• **Problem description**
Carry the abstract on the quality of Croatian neurology guidelines forward from its last sentence.

Abstract
Background
Clinical practice guidelines are systematically created documents that summarize knowledge and assist in delivering high-quality medicine by identifying evidence that supports best clinical care. They are produced not only by international professional groups but also by local professionals to address locally-relevant clinical practice. We evaluated the methodological rigour and transparency of guideline development in neurology formulated by professionals in a local medical community.
Methods
We analyzed clinical guidelines in neurology publicly available at the web-site of the Physicians’ Assembly in Croatia in 2012: 6 guidelines developed by Croatian authors and 1 adapted from the European Federation of Neurological Societies. The quality was assessed by 2 independent evaluators using the AGREE II instrument. We also conducted a search of the Cochrane Library to identify potential changes in recommendation from Cochrane systematic reviews included in guideline preparation.
Results
The methodological quality of the guidelines greatly varied across different domains. „Scope and Purpose” and „Clarity of Presentation“ domains received high scores (100% [95% confidence interval (CI) 98.5–100] and 97% [77.9–100], respectively), the lowest scores were in “Stakeholder Involvement“ (19% [15.5–34.6]) and “Editorial Independence” (0% [0–19.2]). Conclusions of 3 guidelines based on Cochrane systematic reviews were confirmed in updated versions and one update provided new information on the effectiveness of another antidepressant. Two Cochrane reviews used in guidelines were withdrawn and split into new reviews and their findings are now considered to be out of date.

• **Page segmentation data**

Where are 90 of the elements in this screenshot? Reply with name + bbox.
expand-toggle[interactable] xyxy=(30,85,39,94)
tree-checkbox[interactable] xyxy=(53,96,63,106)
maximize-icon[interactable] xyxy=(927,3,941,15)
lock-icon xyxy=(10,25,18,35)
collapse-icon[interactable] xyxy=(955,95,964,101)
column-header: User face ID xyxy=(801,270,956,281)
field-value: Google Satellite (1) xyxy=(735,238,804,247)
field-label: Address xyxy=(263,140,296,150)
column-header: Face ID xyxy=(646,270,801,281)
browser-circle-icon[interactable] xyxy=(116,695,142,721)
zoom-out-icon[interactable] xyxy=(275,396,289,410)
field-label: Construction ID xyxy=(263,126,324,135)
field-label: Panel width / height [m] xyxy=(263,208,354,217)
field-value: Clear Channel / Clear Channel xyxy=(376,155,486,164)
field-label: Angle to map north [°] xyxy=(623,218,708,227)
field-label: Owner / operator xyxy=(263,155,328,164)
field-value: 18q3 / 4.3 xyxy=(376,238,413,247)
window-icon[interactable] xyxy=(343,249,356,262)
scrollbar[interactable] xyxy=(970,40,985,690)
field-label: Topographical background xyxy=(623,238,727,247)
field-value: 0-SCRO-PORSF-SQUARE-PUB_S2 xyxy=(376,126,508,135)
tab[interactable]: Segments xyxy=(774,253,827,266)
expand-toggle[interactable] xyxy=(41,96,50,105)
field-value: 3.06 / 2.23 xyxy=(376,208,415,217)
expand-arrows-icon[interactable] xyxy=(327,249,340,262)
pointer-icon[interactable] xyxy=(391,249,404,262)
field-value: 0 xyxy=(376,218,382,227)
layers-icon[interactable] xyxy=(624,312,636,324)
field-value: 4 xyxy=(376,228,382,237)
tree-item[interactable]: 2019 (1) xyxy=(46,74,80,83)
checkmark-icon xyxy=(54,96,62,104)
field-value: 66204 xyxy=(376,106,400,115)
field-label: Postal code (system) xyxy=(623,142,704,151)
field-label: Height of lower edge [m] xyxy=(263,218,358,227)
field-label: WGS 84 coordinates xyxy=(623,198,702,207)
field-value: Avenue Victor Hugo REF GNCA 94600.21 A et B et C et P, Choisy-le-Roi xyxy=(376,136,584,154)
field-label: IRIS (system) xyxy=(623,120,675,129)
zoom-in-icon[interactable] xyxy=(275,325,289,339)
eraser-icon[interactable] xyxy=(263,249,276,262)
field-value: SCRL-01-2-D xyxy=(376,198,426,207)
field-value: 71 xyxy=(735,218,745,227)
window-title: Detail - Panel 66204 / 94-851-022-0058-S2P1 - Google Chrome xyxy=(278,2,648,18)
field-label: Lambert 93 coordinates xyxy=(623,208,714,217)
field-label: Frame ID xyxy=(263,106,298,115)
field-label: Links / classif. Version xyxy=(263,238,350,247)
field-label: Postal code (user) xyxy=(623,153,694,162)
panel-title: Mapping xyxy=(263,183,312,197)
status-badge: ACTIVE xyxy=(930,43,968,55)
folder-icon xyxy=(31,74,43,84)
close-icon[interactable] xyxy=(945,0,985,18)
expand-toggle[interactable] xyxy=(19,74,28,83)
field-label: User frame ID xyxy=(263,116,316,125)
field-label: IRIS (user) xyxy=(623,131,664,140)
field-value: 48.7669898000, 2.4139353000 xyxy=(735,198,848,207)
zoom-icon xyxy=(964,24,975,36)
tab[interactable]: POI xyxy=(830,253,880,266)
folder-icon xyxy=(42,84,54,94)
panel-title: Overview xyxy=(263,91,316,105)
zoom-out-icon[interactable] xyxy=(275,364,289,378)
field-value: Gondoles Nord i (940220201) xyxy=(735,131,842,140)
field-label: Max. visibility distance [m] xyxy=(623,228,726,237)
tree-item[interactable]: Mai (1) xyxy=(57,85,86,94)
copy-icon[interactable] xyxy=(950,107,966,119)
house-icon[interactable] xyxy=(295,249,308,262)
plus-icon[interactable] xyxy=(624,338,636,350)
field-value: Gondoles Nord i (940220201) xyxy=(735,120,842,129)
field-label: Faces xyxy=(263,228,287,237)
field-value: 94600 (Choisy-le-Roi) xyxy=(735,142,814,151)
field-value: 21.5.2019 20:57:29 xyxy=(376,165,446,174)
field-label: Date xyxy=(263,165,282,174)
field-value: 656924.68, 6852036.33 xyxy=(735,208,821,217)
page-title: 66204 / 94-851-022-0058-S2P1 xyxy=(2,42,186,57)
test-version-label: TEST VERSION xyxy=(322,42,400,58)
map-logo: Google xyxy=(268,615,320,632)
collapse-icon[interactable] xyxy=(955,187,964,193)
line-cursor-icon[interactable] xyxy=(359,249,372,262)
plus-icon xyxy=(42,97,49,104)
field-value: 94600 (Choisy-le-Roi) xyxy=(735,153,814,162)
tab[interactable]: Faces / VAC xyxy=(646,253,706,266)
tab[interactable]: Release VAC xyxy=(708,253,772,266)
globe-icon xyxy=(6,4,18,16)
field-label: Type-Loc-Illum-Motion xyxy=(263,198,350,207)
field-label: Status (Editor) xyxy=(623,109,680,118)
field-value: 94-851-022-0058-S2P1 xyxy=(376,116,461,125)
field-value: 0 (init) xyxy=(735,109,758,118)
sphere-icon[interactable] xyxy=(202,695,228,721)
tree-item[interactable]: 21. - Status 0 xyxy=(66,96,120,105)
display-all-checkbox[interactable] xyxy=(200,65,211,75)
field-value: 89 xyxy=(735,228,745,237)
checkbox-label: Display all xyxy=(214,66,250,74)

• **Answer to this exercise**
Conclusion
Neurological guidelines used in Croatia differ in structure and their methodological quality. We recommend to national societies and professional groups to develop a more systematic and rigorous approach to the development of the guidelines, timely inclusion of best evidences and an effort to involve target users and patients in the guideline development procedures.
Introduction
Clinical practice guidelines (CPGs) are systematically created documents that summarize the knowledge and assist in delivering high-quality medicine by identifying evidence that supports the best clinical care [1]. They are produced not only by international organizations but also by professional associations in many countries, aiming to supply the local professionals with recommendations based on currently available evidence for best standard of care for the patients [2]–[4].
In order to ensure that guidelines are valid and relevant for practice, it is important that they are prepared in a methodologically appropriate process. For this purpose, procedures to assess the methodological quality of CPGs have been developed, most notably the Appraisal of Guidelines for Research and Evaluation (AGREE) instrument [5]. AGREE instrument is a widely recognized tool for guideline evaluation of various fields of medicine [6]–[8].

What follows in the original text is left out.